Material.
┄┄┄┄┄┄┄┄┄┄
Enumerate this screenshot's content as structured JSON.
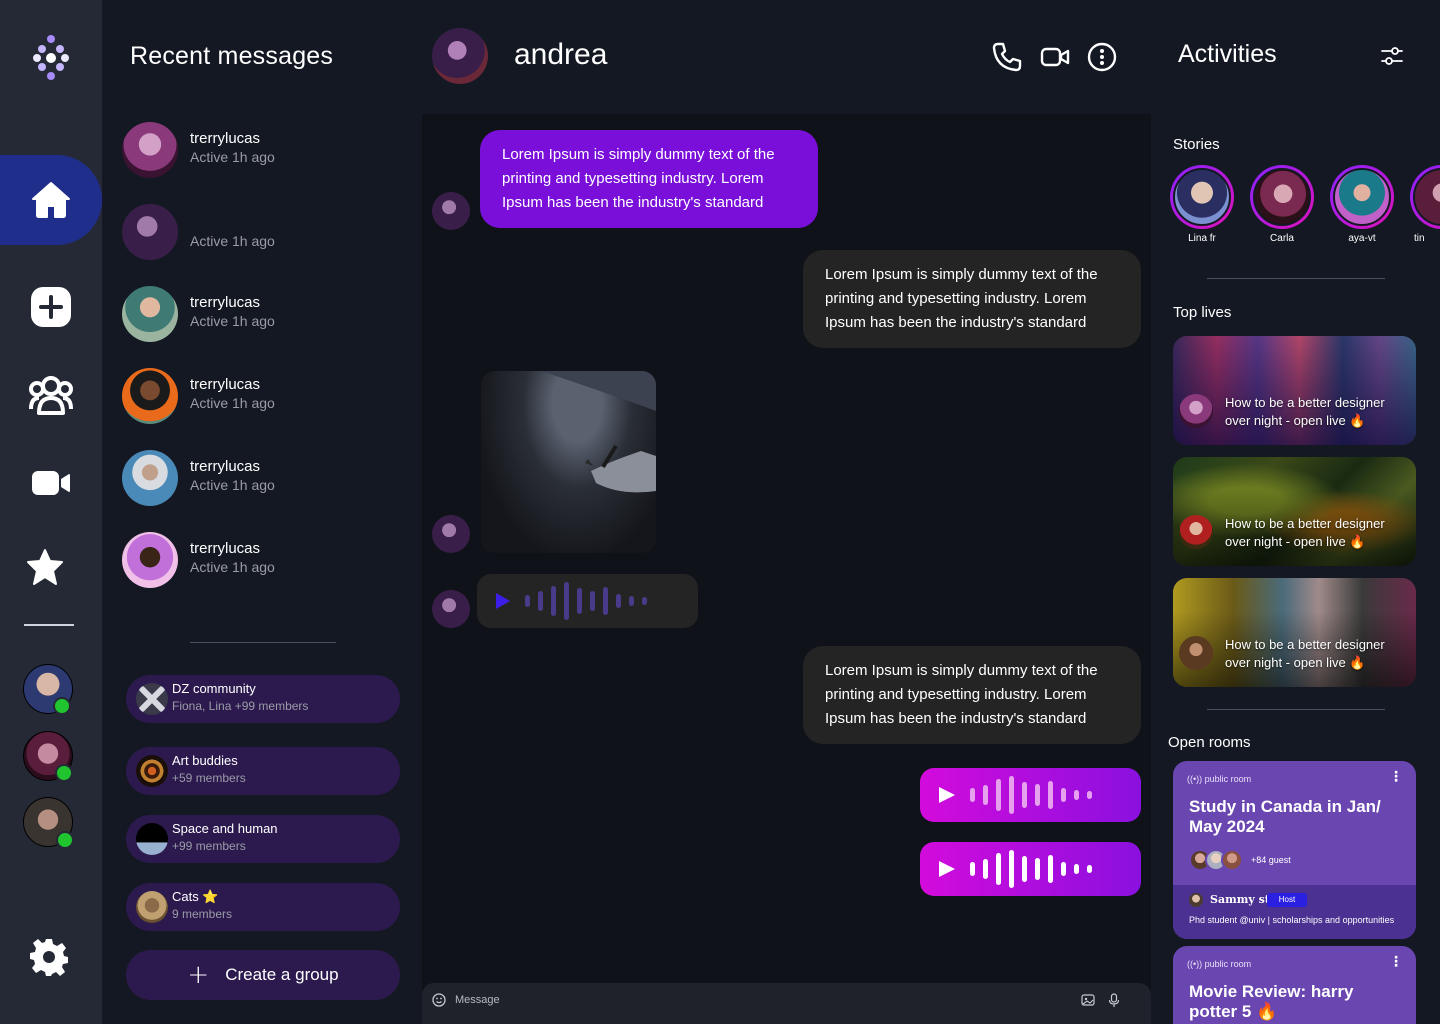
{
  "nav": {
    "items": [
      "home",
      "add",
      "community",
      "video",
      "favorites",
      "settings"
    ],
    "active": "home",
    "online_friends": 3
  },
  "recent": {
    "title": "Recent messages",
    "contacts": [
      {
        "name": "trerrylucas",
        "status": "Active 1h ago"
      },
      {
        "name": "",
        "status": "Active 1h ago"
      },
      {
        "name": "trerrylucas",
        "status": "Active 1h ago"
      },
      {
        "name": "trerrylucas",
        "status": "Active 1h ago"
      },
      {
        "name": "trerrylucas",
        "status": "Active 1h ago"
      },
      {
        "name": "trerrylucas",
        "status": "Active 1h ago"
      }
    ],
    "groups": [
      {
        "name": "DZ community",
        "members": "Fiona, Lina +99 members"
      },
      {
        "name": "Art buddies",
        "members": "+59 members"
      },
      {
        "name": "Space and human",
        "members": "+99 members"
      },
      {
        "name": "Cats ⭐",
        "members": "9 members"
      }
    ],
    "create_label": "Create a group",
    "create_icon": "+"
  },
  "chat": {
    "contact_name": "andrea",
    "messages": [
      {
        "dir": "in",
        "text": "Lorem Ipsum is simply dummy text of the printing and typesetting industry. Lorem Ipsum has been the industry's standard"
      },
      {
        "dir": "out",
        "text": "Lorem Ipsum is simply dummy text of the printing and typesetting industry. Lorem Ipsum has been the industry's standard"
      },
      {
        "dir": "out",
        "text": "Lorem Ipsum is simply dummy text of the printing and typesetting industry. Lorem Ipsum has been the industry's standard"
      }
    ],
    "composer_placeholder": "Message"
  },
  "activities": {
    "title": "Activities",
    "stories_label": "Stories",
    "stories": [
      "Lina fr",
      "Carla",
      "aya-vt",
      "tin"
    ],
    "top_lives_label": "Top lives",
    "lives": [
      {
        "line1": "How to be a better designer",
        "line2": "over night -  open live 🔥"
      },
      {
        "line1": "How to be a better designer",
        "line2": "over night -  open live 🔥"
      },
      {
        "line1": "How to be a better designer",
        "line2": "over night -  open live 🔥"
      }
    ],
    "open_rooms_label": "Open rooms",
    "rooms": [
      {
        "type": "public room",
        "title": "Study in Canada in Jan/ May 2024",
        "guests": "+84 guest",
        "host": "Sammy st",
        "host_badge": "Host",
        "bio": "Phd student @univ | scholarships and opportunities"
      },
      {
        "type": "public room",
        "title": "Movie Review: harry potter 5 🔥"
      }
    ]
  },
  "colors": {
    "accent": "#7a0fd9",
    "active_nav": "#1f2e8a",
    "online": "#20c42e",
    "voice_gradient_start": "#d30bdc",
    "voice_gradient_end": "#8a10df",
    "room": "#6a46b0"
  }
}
┄┄┄┄┄┄┄┄┄┄
Problem to work on.
Each entry shown above must be quoted exactly, with its pictures left out.

Solution to this exercise.
Enumerate this screenshot's content as structured JSON.
{
  "nav": {
    "items": [
      "home",
      "add",
      "community",
      "video",
      "favorites",
      "settings"
    ],
    "active": "home",
    "online_friends": 3
  },
  "recent": {
    "title": "Recent messages",
    "contacts": [
      {
        "name": "trerrylucas",
        "status": "Active 1h ago"
      },
      {
        "name": "",
        "status": "Active 1h ago"
      },
      {
        "name": "trerrylucas",
        "status": "Active 1h ago"
      },
      {
        "name": "trerrylucas",
        "status": "Active 1h ago"
      },
      {
        "name": "trerrylucas",
        "status": "Active 1h ago"
      },
      {
        "name": "trerrylucas",
        "status": "Active 1h ago"
      }
    ],
    "groups": [
      {
        "name": "DZ community",
        "members": "Fiona, Lina +99 members"
      },
      {
        "name": "Art buddies",
        "members": "+59 members"
      },
      {
        "name": "Space and human",
        "members": "+99 members"
      },
      {
        "name": "Cats ⭐",
        "members": "9 members"
      }
    ],
    "create_label": "Create a group",
    "create_icon": "+"
  },
  "chat": {
    "contact_name": "andrea",
    "messages": [
      {
        "dir": "in",
        "text": "Lorem Ipsum is simply dummy text of the printing and typesetting industry. Lorem Ipsum has been the industry's standard"
      },
      {
        "dir": "out",
        "text": "Lorem Ipsum is simply dummy text of the printing and typesetting industry. Lorem Ipsum has been the industry's standard"
      },
      {
        "dir": "out",
        "text": "Lorem Ipsum is simply dummy text of the printing and typesetting industry. Lorem Ipsum has been the industry's standard"
      }
    ],
    "composer_placeholder": "Message"
  },
  "activities": {
    "title": "Activities",
    "stories_label": "Stories",
    "stories": [
      "Lina fr",
      "Carla",
      "aya-vt",
      "tin"
    ],
    "top_lives_label": "Top lives",
    "lives": [
      {
        "line1": "How to be a better designer",
        "line2": "over night -  open live 🔥"
      },
      {
        "line1": "How to be a better designer",
        "line2": "over night -  open live 🔥"
      },
      {
        "line1": "How to be a better designer",
        "line2": "over night -  open live 🔥"
      }
    ],
    "open_rooms_label": "Open rooms",
    "rooms": [
      {
        "type": "public room",
        "title": "Study in Canada in Jan/ May 2024",
        "guests": "+84 guest",
        "host": "Sammy st",
        "host_badge": "Host",
        "bio": "Phd student @univ | scholarships and opportunities"
      },
      {
        "type": "public room",
        "title": "Movie Review: harry potter 5 🔥"
      }
    ]
  },
  "colors": {
    "accent": "#7a0fd9",
    "active_nav": "#1f2e8a",
    "online": "#20c42e",
    "voice_gradient_start": "#d30bdc",
    "voice_gradient_end": "#8a10df",
    "room": "#6a46b0"
  }
}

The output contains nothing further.